Record extracts:

******************************

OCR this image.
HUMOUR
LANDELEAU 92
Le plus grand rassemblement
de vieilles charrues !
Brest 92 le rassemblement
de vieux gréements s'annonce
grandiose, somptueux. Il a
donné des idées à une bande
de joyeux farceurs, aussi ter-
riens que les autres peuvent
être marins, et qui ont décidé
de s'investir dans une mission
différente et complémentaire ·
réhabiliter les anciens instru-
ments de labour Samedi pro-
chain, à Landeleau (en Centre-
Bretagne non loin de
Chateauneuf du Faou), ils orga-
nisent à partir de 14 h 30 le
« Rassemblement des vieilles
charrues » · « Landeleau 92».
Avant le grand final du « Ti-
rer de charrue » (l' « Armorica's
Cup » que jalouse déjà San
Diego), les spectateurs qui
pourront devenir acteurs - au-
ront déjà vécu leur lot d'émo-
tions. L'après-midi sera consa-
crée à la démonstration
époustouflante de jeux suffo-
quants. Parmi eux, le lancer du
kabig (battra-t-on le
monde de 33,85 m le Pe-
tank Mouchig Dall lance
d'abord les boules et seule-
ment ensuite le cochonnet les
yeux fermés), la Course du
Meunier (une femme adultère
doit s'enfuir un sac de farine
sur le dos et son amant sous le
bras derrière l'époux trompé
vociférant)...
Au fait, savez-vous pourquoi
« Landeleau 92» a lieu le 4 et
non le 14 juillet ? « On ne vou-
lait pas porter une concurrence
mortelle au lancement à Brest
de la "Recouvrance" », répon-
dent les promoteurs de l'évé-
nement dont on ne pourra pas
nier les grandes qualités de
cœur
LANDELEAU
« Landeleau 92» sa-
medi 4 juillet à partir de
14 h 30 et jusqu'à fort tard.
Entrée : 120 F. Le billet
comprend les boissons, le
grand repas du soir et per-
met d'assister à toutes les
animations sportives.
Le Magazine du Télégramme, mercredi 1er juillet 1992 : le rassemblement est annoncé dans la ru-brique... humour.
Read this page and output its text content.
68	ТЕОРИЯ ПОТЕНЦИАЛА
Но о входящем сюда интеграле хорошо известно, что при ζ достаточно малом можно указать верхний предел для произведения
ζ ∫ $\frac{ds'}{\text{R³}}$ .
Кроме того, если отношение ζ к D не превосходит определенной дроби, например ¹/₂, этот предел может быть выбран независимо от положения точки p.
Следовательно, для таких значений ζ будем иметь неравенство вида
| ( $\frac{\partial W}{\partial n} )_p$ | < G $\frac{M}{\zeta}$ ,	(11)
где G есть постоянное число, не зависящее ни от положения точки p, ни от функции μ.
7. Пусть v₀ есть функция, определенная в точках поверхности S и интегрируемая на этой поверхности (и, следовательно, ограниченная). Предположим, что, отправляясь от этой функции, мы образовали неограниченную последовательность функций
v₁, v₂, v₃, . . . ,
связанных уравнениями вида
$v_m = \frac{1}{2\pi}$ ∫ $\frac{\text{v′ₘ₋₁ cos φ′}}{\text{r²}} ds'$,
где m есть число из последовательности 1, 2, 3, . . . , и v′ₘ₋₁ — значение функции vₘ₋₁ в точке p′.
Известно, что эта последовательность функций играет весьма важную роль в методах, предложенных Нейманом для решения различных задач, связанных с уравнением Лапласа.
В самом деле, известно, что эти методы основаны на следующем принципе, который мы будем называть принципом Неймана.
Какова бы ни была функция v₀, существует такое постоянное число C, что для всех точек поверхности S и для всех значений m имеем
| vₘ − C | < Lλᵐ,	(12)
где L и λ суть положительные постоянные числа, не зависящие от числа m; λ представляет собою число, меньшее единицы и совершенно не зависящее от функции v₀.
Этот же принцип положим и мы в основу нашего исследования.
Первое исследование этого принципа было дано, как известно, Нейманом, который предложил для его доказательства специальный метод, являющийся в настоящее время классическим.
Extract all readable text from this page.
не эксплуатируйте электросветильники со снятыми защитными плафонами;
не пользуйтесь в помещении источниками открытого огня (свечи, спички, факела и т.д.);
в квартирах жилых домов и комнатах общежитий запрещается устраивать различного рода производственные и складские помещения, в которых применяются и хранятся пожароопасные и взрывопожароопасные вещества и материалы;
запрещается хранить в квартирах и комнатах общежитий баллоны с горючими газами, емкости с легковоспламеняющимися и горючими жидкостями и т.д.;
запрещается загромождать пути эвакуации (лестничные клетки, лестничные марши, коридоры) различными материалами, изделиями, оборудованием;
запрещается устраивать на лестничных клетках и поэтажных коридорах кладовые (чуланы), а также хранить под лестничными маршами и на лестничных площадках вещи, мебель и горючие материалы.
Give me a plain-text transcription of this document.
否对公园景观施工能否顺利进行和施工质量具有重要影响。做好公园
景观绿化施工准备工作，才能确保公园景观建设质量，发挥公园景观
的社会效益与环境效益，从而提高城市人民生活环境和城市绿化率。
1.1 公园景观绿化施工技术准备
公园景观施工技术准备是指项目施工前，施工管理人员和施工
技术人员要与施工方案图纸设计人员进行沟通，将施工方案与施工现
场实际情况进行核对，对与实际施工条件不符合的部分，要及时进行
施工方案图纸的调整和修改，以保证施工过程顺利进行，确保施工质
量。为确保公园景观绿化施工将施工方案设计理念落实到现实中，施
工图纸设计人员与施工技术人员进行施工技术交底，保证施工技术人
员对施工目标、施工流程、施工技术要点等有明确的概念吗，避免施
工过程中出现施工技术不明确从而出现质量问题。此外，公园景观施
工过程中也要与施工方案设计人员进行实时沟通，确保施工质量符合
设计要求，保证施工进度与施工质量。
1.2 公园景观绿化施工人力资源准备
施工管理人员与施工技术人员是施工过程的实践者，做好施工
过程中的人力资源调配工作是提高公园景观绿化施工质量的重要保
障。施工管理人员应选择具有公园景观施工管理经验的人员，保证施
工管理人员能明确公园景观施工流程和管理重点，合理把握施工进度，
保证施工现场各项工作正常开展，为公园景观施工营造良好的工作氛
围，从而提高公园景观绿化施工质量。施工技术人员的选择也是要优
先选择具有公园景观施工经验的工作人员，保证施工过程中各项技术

******************************

Count the lines that hold the string "постоянное" and state that number alone.

Expected output: 2